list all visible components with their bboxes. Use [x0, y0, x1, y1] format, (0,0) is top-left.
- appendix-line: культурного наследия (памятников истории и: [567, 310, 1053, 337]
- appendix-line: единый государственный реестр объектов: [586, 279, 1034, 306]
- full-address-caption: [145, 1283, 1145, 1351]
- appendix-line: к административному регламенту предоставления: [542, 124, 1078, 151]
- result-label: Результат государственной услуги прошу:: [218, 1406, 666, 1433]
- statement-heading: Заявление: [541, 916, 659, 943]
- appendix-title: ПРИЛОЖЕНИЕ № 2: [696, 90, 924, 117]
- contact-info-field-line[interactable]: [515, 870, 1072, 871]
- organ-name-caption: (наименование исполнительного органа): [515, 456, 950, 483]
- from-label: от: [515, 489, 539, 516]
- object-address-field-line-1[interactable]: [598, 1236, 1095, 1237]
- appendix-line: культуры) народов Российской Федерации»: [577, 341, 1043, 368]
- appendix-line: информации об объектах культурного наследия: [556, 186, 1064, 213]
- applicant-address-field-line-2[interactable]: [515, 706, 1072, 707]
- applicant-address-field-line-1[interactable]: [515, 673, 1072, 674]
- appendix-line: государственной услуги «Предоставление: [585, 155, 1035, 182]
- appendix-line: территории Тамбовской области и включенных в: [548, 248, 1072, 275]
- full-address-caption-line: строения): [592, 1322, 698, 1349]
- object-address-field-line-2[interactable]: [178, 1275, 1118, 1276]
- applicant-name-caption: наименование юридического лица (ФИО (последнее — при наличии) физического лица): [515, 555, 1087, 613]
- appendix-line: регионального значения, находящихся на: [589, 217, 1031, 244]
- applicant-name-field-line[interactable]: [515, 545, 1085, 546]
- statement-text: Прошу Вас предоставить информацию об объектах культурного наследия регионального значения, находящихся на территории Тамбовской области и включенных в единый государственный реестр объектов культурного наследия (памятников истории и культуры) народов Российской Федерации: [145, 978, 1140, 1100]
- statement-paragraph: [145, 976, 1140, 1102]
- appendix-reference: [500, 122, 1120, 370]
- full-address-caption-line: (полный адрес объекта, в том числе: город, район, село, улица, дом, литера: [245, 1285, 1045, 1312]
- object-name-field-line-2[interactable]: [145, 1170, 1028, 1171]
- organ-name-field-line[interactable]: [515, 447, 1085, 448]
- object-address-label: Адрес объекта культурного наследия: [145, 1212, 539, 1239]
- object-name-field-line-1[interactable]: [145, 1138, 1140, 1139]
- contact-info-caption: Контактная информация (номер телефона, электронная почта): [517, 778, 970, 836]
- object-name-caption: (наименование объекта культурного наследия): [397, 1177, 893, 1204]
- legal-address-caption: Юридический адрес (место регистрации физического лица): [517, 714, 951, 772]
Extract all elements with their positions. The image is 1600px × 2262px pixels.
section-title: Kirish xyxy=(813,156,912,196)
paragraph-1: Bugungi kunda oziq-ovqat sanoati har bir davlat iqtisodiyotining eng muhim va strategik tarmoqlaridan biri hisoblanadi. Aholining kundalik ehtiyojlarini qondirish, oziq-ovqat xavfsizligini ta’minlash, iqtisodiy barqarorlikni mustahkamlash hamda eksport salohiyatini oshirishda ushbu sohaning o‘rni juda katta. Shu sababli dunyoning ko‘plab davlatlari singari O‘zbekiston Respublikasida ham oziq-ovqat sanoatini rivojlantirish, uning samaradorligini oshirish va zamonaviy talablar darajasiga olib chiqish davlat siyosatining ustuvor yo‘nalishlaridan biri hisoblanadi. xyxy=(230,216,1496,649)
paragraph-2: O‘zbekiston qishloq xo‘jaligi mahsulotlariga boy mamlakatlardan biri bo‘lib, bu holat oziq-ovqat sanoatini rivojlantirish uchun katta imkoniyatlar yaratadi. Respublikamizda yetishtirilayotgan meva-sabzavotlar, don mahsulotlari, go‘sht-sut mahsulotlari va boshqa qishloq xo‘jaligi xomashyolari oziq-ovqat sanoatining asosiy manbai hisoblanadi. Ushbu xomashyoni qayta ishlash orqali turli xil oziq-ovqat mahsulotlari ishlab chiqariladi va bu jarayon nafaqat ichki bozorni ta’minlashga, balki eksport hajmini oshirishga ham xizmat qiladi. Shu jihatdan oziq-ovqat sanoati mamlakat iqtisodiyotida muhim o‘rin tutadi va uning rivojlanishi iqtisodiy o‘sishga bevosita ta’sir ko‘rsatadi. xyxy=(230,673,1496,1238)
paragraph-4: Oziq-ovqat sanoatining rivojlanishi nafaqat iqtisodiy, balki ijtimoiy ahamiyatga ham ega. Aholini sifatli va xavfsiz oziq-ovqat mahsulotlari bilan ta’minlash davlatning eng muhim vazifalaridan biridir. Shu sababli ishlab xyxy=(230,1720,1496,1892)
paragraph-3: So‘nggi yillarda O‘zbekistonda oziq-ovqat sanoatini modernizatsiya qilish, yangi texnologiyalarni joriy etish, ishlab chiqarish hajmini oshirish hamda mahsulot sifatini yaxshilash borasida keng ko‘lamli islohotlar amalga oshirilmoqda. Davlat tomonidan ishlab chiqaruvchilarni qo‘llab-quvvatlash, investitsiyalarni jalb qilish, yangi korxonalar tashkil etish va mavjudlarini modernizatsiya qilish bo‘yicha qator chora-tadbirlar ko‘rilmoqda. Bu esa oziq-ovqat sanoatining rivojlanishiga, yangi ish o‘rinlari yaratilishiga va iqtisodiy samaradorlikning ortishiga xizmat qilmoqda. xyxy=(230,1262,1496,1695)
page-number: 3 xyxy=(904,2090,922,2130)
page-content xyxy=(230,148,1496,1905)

========================================

• [Set exercise] How many of the lines above contain the word "регионального"? Reply with the number alone.

• [Worked answer] 2